▶ [AIM]: Quote the material word for word, from its first line through the line that contains "- x-tick-label: 1906: [637, 654, 684, 701]".
* begin *
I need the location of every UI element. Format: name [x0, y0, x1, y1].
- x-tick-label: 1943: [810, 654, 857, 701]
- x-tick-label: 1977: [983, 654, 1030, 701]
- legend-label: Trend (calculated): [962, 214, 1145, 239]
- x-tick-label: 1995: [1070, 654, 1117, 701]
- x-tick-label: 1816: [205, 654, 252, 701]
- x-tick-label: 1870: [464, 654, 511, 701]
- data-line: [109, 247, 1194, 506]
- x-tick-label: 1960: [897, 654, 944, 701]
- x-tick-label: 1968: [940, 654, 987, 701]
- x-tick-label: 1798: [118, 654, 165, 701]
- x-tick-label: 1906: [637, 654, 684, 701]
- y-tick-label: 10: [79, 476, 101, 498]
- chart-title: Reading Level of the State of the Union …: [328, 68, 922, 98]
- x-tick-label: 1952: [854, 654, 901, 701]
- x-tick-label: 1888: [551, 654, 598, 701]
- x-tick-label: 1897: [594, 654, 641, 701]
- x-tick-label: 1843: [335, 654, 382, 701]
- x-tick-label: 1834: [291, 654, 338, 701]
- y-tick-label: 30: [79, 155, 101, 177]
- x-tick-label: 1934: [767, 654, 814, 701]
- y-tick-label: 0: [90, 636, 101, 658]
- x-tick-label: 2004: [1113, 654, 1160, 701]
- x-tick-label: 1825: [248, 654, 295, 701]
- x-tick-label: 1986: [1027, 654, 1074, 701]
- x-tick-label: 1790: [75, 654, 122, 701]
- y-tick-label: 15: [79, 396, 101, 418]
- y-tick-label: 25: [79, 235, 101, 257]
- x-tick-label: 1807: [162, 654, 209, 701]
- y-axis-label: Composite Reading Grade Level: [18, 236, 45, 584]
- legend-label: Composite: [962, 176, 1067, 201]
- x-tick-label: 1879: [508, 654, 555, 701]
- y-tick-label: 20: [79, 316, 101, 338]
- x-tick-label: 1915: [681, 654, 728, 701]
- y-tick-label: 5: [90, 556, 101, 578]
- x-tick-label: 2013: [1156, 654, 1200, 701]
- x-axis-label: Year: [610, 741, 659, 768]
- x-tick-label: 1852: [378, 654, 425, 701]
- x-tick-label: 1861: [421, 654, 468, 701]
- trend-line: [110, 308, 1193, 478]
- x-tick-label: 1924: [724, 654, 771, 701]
* end *
▶ [RESULT OF THIS TASK]:
I need the location of every UI element. Format: name [x0, y0, x1, y1].
- x-tick-label: 1943: [810, 654, 857, 701]
- x-tick-label: 1977: [983, 654, 1030, 701]
- legend-label: Trend (calculated): [962, 214, 1145, 239]
- x-tick-label: 1995: [1070, 654, 1117, 701]
- x-tick-label: 1816: [205, 654, 252, 701]
- x-tick-label: 1870: [464, 654, 511, 701]
- data-line: [109, 247, 1194, 506]
- x-tick-label: 1960: [897, 654, 944, 701]
- x-tick-label: 1968: [940, 654, 987, 701]
- x-tick-label: 1798: [118, 654, 165, 701]
- x-tick-label: 1906: [637, 654, 684, 701]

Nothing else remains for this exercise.